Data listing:
>>>

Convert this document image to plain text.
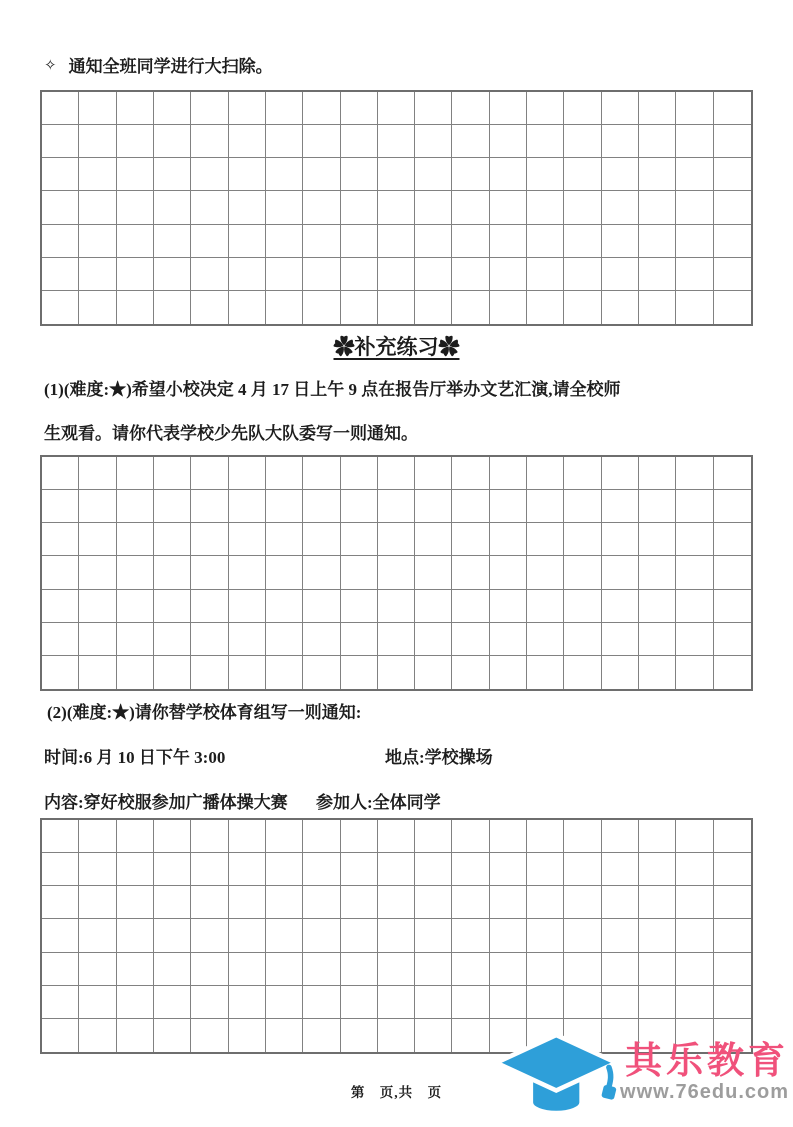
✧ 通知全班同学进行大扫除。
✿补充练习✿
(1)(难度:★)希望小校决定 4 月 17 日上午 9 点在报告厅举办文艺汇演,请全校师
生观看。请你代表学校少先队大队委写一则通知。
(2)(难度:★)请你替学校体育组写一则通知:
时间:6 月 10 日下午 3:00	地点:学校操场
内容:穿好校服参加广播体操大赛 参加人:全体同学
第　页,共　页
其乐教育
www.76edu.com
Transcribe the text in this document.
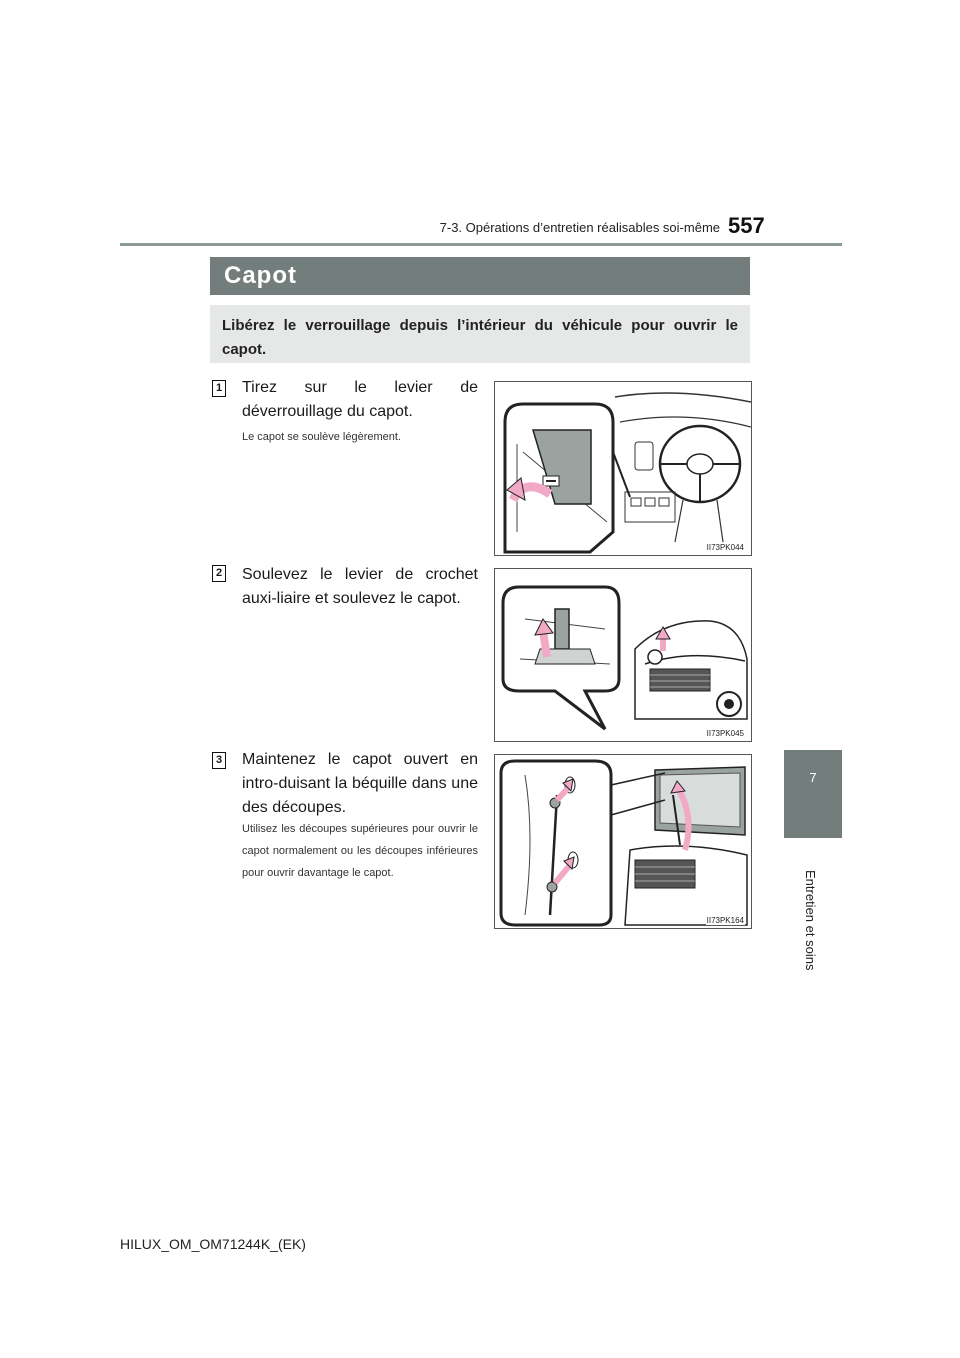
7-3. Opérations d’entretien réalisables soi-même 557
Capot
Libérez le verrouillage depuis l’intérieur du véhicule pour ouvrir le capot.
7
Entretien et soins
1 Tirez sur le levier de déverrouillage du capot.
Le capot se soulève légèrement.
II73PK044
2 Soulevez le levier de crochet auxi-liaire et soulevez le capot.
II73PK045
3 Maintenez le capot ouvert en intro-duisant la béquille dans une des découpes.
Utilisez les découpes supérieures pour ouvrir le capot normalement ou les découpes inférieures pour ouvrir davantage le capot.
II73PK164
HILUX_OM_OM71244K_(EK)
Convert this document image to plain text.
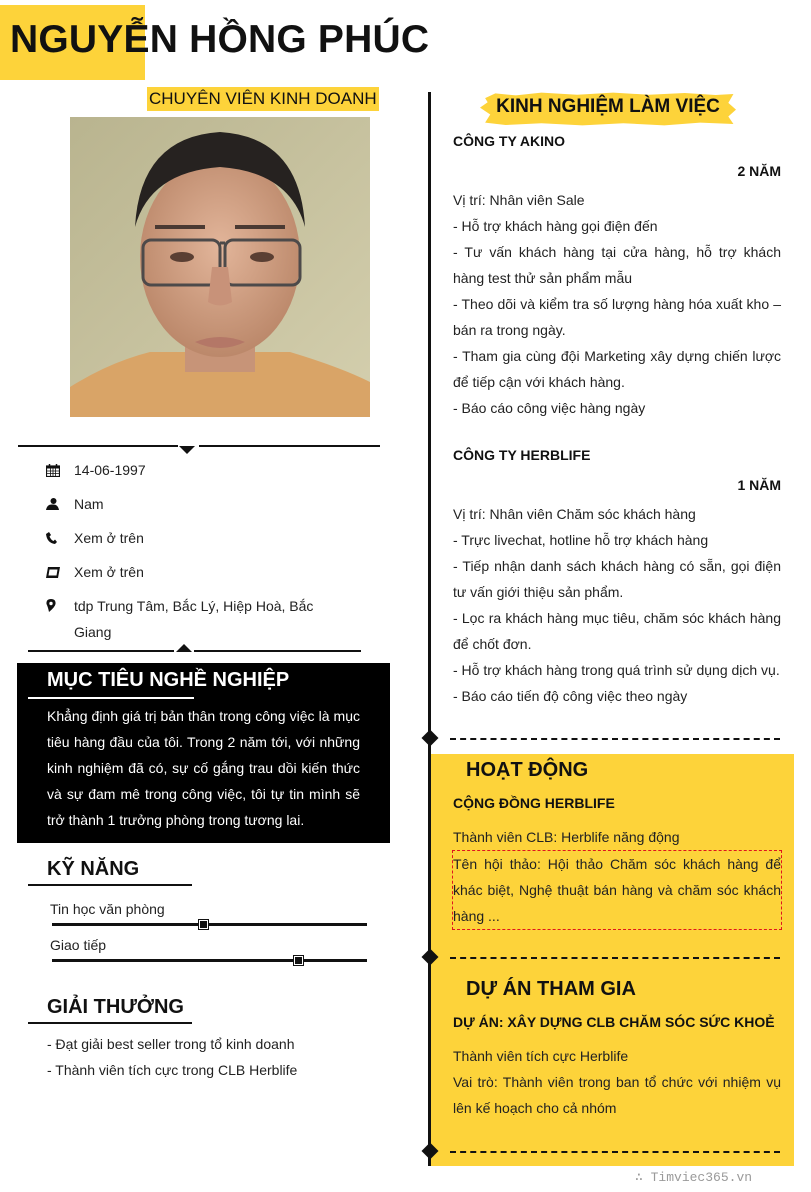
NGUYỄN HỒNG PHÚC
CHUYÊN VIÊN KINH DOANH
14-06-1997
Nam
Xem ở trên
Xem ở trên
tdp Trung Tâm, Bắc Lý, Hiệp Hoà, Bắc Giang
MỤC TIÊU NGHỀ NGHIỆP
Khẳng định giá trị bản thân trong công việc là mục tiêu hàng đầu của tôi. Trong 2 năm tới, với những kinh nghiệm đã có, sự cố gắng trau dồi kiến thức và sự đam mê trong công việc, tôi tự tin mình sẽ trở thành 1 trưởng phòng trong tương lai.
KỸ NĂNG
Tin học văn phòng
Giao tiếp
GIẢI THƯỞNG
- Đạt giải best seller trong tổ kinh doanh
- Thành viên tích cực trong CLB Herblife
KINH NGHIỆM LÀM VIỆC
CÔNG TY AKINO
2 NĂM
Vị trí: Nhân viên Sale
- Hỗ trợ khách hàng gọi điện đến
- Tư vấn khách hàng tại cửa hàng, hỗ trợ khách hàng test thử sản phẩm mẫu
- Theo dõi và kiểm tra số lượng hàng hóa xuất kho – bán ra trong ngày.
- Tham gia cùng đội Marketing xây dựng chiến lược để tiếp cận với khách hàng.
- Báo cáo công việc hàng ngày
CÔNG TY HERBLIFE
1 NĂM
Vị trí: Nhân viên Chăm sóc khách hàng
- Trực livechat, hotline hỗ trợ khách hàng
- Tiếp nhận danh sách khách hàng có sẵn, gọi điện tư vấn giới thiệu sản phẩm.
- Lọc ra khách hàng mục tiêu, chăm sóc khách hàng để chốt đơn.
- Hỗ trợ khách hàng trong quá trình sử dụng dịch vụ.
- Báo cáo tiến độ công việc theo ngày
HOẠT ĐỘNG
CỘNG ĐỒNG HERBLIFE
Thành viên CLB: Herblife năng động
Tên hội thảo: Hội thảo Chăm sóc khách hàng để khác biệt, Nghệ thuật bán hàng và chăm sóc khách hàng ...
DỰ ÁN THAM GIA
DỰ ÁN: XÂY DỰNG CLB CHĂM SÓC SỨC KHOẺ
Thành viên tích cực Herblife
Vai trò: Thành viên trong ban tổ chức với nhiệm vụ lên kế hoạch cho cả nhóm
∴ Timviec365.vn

<<<

* **The request**
Above are lines of data; state how many of them contain the word "découpes", with no other output.

* **Full solution**
2